_Work instructions_. Skip the images. Copy the records exactly as written.

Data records
==*==
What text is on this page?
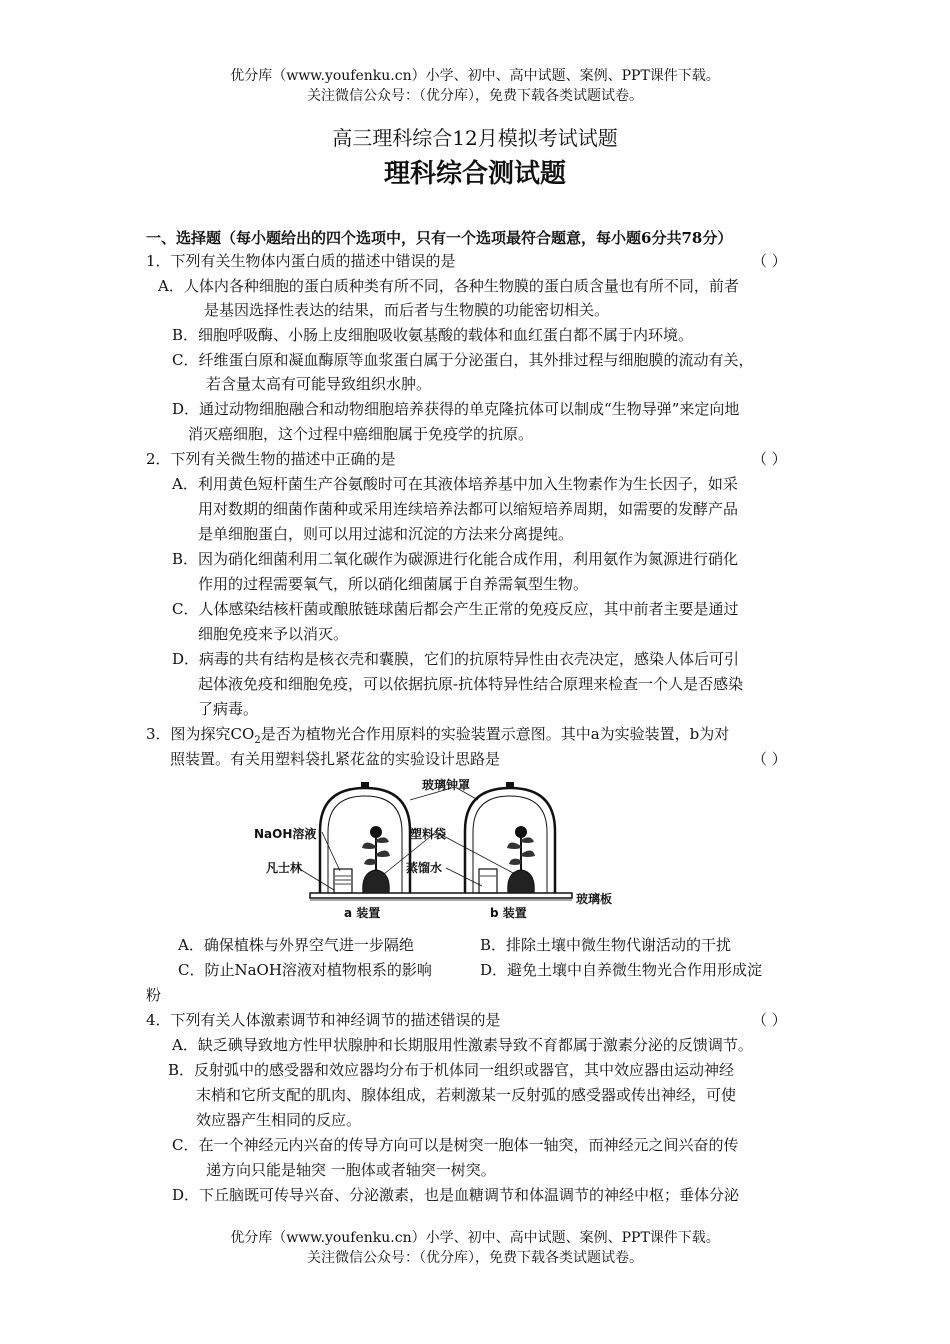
优分库（www.youfenku.cn）小学、初中、高中试题、案例、PPT课件下载。
关注微信公众号：（优分库），免费下载各类试题试卷。
高三理科综合12月模拟考试试题
理科综合测试题
一、选择题（每小题给出的四个选项中，只有一个选项最符合题意，每小题6分共78分）
1．下列有关生物体内蛋白质的描述中错误的是	（ ）
A．人体内各种细胞的蛋白质种类有所不同，各种生物膜的蛋白质含量也有所不同，前者
是基因选择性表达的结果，而后者与生物膜的功能密切相关。
B．细胞呼吸酶、小肠上皮细胞吸收氨基酸的载体和血红蛋白都不属于内环境。
C．纤维蛋白原和凝血酶原等血浆蛋白属于分泌蛋白，其外排过程与细胞膜的流动有关，
若含量太高有可能导致组织水肿。
D．通过动物细胞融合和动物细胞培养获得的单克隆抗体可以制成“生物导弹”来定向地
消灭癌细胞，这个过程中癌细胞属于免疫学的抗原。
2．下列有关微生物的描述中正确的是	（ ）
A．利用黄色短杆菌生产谷氨酸时可在其液体培养基中加入生物素作为生长因子，如采
用对数期的细菌作菌种或采用连续培养法都可以缩短培养周期，如需要的发酵产品
是单细胞蛋白，则可以用过滤和沉淀的方法来分离提纯。
B．因为硝化细菌利用二氧化碳作为碳源进行化能合成作用，利用氨作为氮源进行硝化
作用的过程需要氧气，所以硝化细菌属于自养需氧型生物。
C．人体感染结核杆菌或酿脓链球菌后都会产生正常的免疫反应，其中前者主要是通过
细胞免疫来予以消灭。
D．病毒的共有结构是核衣壳和囊膜，它们的抗原特异性由衣壳决定，感染人体后可引
起体液免疫和细胞免疫，可以依据抗原-抗体特异性结合原理来检查一个人是否感染
了病毒。
3．图为探究$CO_2$是否为植物光合作用原料的实验装置示意图。其中a为实验装置，b为对
照装置。有关用塑料袋扎紧花盆的实验设计思路是	（ ）
玻璃钟罩
NaOH溶液	塑料袋
凡士林	蒸馏水
玻璃板
a 装置	b 装置
A．确保植株与外界空气进一步隔绝	B．排除土壤中微生物代谢活动的干扰
C．防止NaOH溶液对植物根系的影响	D．避免土壤中自养微生物光合作用形成淀
粉
4．下列有关人体激素调节和神经调节的描述错误的是	（ ）
A．缺乏碘导致地方性甲状腺肿和长期服用性激素导致不育都属于激素分泌的反馈调节。
B．反射弧中的感受器和效应器均分布于机体同一组织或器官，其中效应器由运动神经
末梢和它所支配的肌肉、腺体组成，若刺激某一反射弧的感受器或传出神经，可使
效应器产生相同的反应。
C．在一个神经元内兴奋的传导方向可以是树突一胞体一轴突，而神经元之间兴奋的传
递方向只能是轴突 一胞体或者轴突一树突。
D．下丘脑既可传导兴奋、分泌激素，也是血糖调节和体温调节的神经中枢；垂体分泌
优分库（www.youfenku.cn）小学、初中、高中试题、案例、PPT课件下载。
关注微信公众号：（优分库），免费下载各类试题试卷。
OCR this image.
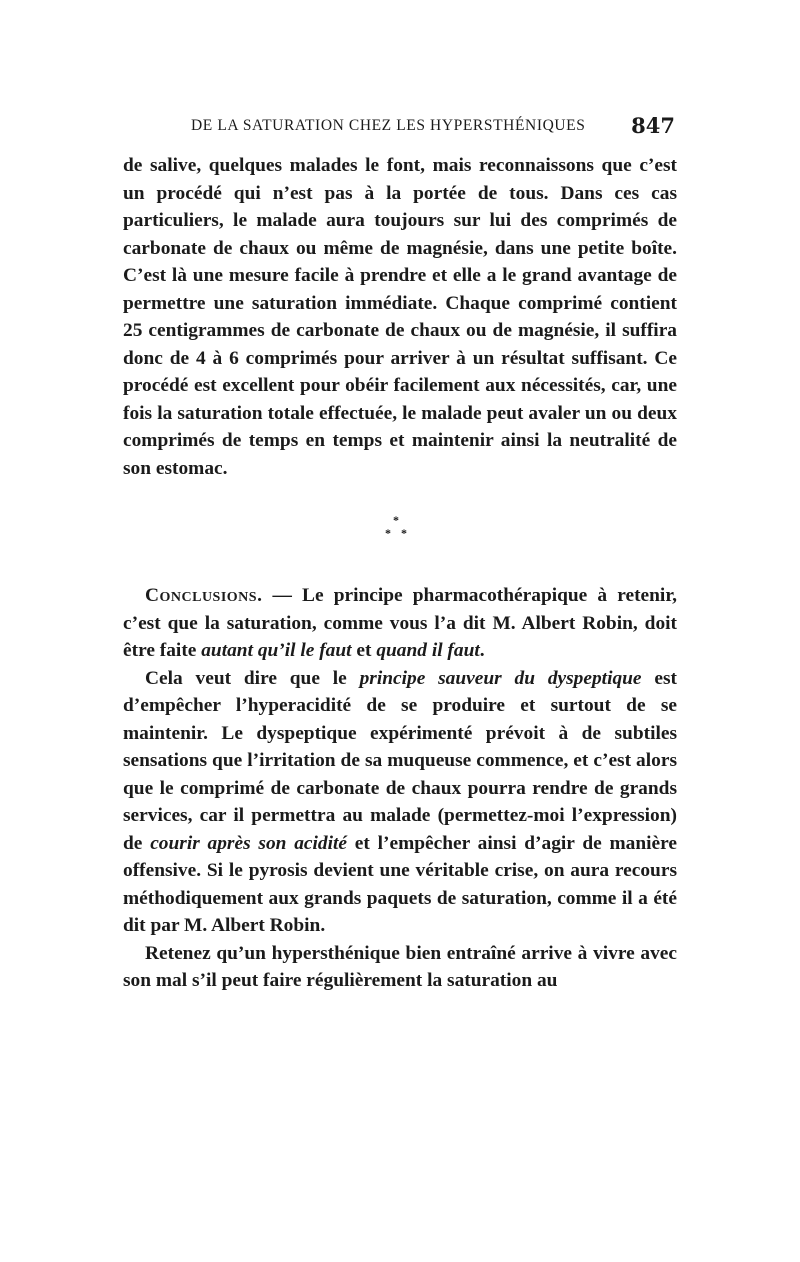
DE LA SATURATION CHEZ LES HYPERSTHÉNIQUES 847

de salive, quelques malades le font, mais reconnaissons que c’est un procédé qui n’est pas à la portée de tous. Dans ces cas particuliers, le malade aura toujours sur lui des comprimés de carbonate de chaux ou même de magnésie, dans une petite boîte. C’est là une mesure facile à prendre et elle a le grand avantage de permettre une saturation immédiate. Chaque comprimé contient 25 centigrammes de carbonate de chaux ou de magnésie, il suffira donc de 4 à 6 comprimés pour arriver à un résultat suffisant. Ce procédé est excellent pour obéir facilement aux nécessités, car, une fois la saturation totale effectuée, le malade peut avaler un ou deux comprimés de temps en temps et maintenir ainsi la neutralité de son estomac.

*
* *

Conclusions. — Le principe pharmacothérapique à retenir, c’est que la saturation, comme vous l’a dit M. Albert Robin, doit être faite autant qu’il le faut et quand il faut.

Cela veut dire que le principe sauveur du dyspeptique est d’empêcher l’hyperacidité de se produire et surtout de se maintenir. Le dyspeptique expérimenté prévoit à de subtiles sensations que l’irritation de sa muqueuse commence, et c’est alors que le comprimé de carbonate de chaux pourra rendre de grands services, car il permettra au malade (permettez-moi l’expression) de courir après son acidité et l’empêcher ainsi d’agir de manière offensive. Si le pyrosis devient une véritable crise, on aura recours méthodiquement aux grands paquets de saturation, comme il a été dit par M. Albert Robin.

Retenez qu’un hypersthénique bien entraîné arrive à vivre avec son mal s’il peut faire régulièrement la saturation au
==*==
_Full solution_.
What text is on this page?
优分库（www.youfenku.cn）小学、初中、高中试题、案例、PPT课件下载。
关注微信公众号：（优分库），免费下载各类试题试卷。
高三理科综合12月模拟考试试题
理科综合测试题
一、选择题（每小题给出的四个选项中，只有一个选项最符合题意，每小题6分共78分）
1．下列有关生物体内蛋白质的描述中错误的是	（ ）
A．人体内各种细胞的蛋白质种类有所不同，各种生物膜的蛋白质含量也有所不同，前者
是基因选择性表达的结果，而后者与生物膜的功能密切相关。
B．细胞呼吸酶、小肠上皮细胞吸收氨基酸的载体和血红蛋白都不属于内环境。
C．纤维蛋白原和凝血酶原等血浆蛋白属于分泌蛋白，其外排过程与细胞膜的流动有关，
若含量太高有可能导致组织水肿。
D．通过动物细胞融合和动物细胞培养获得的单克隆抗体可以制成“生物导弹”来定向地
消灭癌细胞，这个过程中癌细胞属于免疫学的抗原。
2．下列有关微生物的描述中正确的是	（ ）
A．利用黄色短杆菌生产谷氨酸时可在其液体培养基中加入生物素作为生长因子，如采
用对数期的细菌作菌种或采用连续培养法都可以缩短培养周期，如需要的发酵产品
是单细胞蛋白，则可以用过滤和沉淀的方法来分离提纯。
B．因为硝化细菌利用二氧化碳作为碳源进行化能合成作用，利用氨作为氮源进行硝化
作用的过程需要氧气，所以硝化细菌属于自养需氧型生物。
C．人体感染结核杆菌或酿脓链球菌后都会产生正常的免疫反应，其中前者主要是通过
细胞免疫来予以消灭。
D．病毒的共有结构是核衣壳和囊膜，它们的抗原特异性由衣壳决定，感染人体后可引
起体液免疫和细胞免疫，可以依据抗原-抗体特异性结合原理来检查一个人是否感染
了病毒。
3．图为探究$CO_2$是否为植物光合作用原料的实验装置示意图。其中a为实验装置，b为对
照装置。有关用塑料袋扎紧花盆的实验设计思路是	（ ）
玻璃钟罩
NaOH溶液	塑料袋
凡士林	蒸馏水
玻璃板
a 装置	b 装置
A．确保植株与外界空气进一步隔绝	B．排除土壤中微生物代谢活动的干扰
C．防止NaOH溶液对植物根系的影响	D．避免土壤中自养微生物光合作用形成淀
粉
4．下列有关人体激素调节和神经调节的描述错误的是	（ ）
A．缺乏碘导致地方性甲状腺肿和长期服用性激素导致不育都属于激素分泌的反馈调节。
B．反射弧中的感受器和效应器均分布于机体同一组织或器官，其中效应器由运动神经
末梢和它所支配的肌肉、腺体组成，若刺激某一反射弧的感受器或传出神经，可使
效应器产生相同的反应。
C．在一个神经元内兴奋的传导方向可以是树突一胞体一轴突，而神经元之间兴奋的传
递方向只能是轴突 一胞体或者轴突一树突。
D．下丘脑既可传导兴奋、分泌激素，也是血糖调节和体温调节的神经中枢；垂体分泌
优分库（www.youfenku.cn）小学、初中、高中试题、案例、PPT课件下载。
关注微信公众号：（优分库），免费下载各类试题试卷。
OCR this image.
DE LA SATURATION CHEZ LES HYPERSTHÉNIQUES 847

de salive, quelques malades le font, mais reconnaissons que c’est un procédé qui n’est pas à la portée de tous. Dans ces cas particuliers, le malade aura toujours sur lui des comprimés de carbonate de chaux ou même de magnésie, dans une petite boîte. C’est là une mesure facile à prendre et elle a le grand avantage de permettre une saturation immédiate. Chaque comprimé contient 25 centigrammes de carbonate de chaux ou de magnésie, il suffira donc de 4 à 6 comprimés pour arriver à un résultat suffisant. Ce procédé est excellent pour obéir facilement aux nécessités, car, une fois la saturation totale effectuée, le malade peut avaler un ou deux comprimés de temps en temps et maintenir ainsi la neutralité de son estomac.

*
* *

Conclusions. — Le principe pharmacothérapique à retenir, c’est que la saturation, comme vous l’a dit M. Albert Robin, doit être faite autant qu’il le faut et quand il faut.

Cela veut dire que le principe sauveur du dyspeptique est d’empêcher l’hyperacidité de se produire et surtout de se maintenir. Le dyspeptique expérimenté prévoit à de subtiles sensations que l’irritation de sa muqueuse commence, et c’est alors que le comprimé de carbonate de chaux pourra rendre de grands services, car il permettra au malade (permettez-moi l’expression) de courir après son acidité et l’empêcher ainsi d’agir de manière offensive. Si le pyrosis devient une véritable crise, on aura recours méthodiquement aux grands paquets de saturation, comme il a été dit par M. Albert Robin.

Retenez qu’un hypersthénique bien entraîné arrive à vivre avec son mal s’il peut faire régulièrement la saturation au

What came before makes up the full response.